→ TASK:
List every line in this data where the string "triple" occurs.

→ DATASET RECORDS:
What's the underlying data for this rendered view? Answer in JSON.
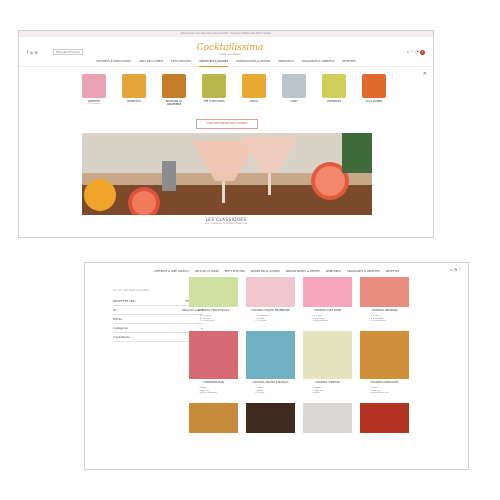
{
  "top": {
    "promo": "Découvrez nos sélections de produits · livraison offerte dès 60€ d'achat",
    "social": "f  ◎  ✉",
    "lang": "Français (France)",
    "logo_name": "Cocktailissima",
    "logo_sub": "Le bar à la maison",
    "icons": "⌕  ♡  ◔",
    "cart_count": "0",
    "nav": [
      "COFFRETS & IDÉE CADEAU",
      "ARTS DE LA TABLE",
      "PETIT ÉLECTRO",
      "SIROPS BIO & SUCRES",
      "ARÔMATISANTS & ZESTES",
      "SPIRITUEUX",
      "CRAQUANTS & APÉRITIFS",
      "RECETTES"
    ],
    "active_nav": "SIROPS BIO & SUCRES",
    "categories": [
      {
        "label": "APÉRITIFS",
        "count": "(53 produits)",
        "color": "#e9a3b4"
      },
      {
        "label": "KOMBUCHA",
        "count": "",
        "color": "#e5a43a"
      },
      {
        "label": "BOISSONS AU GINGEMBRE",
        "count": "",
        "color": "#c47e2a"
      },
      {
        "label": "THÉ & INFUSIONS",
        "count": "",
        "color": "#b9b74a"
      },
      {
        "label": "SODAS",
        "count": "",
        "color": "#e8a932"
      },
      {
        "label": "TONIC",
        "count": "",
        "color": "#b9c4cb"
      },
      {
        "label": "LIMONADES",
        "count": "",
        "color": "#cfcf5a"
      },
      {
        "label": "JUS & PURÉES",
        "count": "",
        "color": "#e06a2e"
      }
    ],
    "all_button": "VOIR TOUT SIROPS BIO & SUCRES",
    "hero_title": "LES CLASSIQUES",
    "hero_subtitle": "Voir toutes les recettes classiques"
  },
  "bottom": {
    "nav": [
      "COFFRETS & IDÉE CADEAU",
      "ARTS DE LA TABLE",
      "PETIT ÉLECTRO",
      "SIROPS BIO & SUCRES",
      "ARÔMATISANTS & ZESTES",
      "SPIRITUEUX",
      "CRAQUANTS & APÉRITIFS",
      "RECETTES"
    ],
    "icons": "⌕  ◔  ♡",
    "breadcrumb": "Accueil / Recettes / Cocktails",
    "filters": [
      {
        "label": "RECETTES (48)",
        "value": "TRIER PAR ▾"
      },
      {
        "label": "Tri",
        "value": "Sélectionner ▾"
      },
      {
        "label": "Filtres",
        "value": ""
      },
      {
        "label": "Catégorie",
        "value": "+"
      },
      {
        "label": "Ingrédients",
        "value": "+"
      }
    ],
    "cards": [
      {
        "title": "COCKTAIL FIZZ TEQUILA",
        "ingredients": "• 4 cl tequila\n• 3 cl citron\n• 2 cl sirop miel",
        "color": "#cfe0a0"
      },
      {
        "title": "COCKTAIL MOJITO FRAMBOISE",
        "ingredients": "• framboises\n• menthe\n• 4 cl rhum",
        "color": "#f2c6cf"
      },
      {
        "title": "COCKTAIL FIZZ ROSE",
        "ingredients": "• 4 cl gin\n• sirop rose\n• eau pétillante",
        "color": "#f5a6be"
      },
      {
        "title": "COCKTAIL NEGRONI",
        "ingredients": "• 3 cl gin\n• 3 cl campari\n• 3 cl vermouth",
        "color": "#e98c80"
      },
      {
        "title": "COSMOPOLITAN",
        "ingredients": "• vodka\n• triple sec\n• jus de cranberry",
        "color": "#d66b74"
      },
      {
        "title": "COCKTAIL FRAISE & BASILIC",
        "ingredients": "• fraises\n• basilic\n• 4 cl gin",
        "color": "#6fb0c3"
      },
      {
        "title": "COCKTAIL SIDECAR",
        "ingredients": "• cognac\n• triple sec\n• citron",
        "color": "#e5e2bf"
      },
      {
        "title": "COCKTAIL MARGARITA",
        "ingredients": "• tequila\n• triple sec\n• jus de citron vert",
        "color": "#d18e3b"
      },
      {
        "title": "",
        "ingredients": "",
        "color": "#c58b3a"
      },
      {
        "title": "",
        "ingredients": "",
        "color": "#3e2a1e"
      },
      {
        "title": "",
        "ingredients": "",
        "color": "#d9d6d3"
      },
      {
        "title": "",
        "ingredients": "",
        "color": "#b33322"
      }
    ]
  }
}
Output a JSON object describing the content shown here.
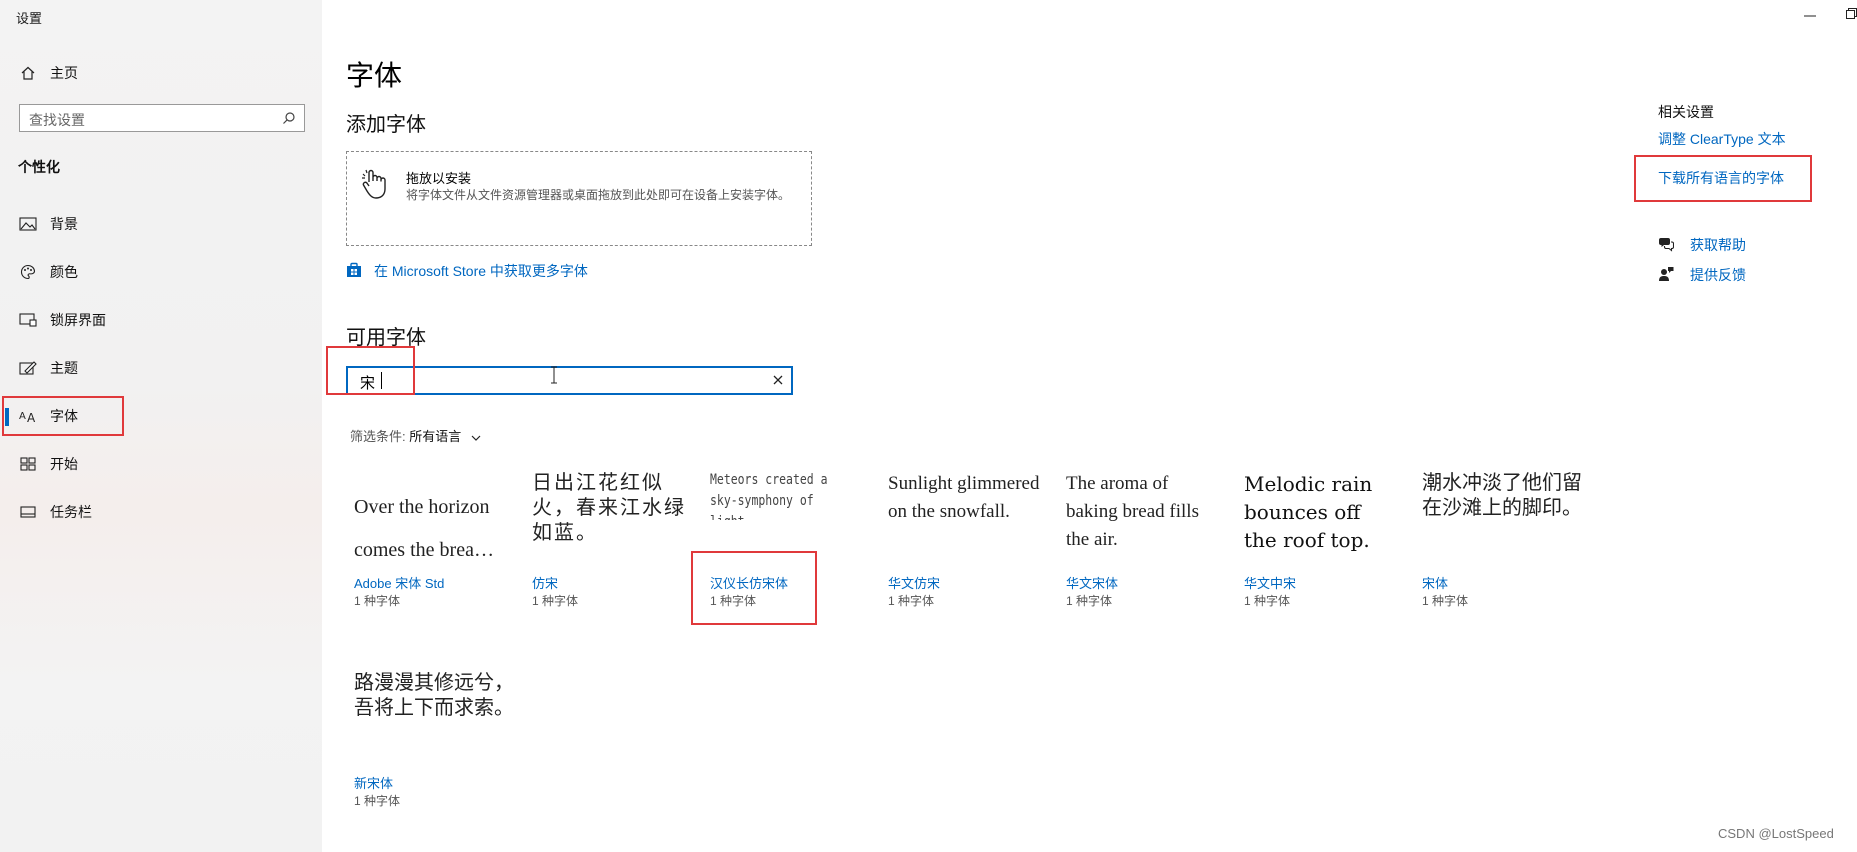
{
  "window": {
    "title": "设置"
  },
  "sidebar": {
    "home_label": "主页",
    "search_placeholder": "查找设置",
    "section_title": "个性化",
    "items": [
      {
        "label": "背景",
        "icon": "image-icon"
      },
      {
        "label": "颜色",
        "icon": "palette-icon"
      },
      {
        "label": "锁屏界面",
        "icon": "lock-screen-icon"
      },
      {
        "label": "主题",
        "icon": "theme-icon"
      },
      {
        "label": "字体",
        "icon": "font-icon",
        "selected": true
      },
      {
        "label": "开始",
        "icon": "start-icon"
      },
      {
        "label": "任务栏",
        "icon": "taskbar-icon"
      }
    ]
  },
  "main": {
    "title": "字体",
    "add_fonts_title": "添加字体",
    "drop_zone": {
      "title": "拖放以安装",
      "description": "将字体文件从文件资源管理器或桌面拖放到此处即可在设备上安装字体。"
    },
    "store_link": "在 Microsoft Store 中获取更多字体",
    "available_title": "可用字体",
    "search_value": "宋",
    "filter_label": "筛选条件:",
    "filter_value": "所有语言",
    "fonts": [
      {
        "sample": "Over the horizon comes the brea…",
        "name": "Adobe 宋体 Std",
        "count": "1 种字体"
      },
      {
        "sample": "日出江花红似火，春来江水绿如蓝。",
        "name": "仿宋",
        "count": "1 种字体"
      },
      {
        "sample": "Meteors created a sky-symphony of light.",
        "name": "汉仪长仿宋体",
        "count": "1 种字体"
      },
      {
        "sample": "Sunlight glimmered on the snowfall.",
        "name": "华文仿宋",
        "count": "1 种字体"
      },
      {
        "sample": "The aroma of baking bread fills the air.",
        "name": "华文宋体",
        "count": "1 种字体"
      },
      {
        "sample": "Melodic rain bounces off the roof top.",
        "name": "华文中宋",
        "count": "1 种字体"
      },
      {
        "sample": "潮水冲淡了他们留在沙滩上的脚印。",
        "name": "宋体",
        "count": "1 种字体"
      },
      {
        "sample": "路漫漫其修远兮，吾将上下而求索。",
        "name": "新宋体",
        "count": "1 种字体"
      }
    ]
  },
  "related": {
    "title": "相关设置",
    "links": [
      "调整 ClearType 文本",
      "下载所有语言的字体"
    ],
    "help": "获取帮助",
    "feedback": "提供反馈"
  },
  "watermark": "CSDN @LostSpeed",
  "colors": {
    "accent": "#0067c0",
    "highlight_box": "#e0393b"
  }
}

* * *

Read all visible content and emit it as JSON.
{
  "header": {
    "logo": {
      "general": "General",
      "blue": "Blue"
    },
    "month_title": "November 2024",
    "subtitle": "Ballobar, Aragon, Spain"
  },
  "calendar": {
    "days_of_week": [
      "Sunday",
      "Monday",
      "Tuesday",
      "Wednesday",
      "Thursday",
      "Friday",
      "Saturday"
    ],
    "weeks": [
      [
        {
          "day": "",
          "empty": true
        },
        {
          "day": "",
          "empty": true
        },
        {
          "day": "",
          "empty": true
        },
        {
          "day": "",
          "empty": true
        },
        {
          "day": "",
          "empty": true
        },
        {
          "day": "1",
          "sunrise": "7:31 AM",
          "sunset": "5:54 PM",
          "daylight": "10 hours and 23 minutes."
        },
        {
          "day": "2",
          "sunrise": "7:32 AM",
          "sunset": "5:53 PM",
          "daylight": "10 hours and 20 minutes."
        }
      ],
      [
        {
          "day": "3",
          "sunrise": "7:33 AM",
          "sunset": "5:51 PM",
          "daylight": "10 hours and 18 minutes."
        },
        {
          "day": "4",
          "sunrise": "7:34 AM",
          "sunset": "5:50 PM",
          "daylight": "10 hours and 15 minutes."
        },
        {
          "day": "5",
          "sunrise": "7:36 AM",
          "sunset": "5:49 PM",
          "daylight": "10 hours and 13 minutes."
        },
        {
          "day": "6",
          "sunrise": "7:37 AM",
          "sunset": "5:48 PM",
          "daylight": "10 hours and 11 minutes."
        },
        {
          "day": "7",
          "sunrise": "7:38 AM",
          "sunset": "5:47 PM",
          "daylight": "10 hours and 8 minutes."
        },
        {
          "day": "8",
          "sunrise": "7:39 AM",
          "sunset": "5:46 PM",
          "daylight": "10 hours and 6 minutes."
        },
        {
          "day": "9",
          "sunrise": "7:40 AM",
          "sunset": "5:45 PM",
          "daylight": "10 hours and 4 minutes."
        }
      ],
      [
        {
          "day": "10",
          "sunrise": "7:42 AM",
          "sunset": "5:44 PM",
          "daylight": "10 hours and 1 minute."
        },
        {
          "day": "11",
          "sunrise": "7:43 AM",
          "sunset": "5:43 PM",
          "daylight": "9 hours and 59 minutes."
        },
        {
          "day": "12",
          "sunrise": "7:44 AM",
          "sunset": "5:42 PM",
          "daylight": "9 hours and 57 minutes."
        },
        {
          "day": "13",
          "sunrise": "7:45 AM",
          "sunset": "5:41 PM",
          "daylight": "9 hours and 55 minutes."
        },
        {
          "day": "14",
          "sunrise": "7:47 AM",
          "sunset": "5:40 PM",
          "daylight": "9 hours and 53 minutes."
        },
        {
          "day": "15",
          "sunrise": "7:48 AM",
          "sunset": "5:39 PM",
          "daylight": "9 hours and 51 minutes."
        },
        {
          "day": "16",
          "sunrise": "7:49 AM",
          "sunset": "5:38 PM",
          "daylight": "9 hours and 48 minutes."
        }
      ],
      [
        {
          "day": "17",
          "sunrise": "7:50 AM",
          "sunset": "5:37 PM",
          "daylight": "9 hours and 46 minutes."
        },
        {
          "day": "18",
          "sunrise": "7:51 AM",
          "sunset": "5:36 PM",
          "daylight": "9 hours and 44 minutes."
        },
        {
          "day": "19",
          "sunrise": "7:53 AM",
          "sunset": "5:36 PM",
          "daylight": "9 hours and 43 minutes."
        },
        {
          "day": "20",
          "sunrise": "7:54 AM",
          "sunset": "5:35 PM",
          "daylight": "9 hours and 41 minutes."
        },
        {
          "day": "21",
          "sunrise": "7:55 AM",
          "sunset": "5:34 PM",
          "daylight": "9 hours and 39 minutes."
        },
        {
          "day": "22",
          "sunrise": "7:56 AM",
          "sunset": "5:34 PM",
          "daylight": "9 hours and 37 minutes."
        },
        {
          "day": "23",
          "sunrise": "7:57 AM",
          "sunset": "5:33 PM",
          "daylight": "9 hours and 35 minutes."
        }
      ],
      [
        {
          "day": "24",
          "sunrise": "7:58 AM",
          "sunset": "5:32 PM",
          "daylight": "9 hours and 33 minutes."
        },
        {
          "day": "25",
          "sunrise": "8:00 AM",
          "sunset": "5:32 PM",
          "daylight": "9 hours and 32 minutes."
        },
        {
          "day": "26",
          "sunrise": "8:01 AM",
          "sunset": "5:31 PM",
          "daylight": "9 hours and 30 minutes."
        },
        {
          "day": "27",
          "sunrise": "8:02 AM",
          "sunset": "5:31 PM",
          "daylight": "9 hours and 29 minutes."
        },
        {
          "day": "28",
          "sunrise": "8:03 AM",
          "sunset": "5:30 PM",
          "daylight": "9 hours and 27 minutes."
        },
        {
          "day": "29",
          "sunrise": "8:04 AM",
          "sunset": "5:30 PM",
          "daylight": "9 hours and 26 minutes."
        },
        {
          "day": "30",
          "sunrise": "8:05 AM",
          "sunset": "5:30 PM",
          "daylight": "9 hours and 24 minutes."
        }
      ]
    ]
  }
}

→ WRITTEN REPLY:
        "ingredients": "• vodka\n• triple sec\n• jus de cranberry",
        "ingredients": "• cognac\n• triple sec\n• citron",
        "ingredients": "• tequila\n• triple sec\n• jus de citron vert",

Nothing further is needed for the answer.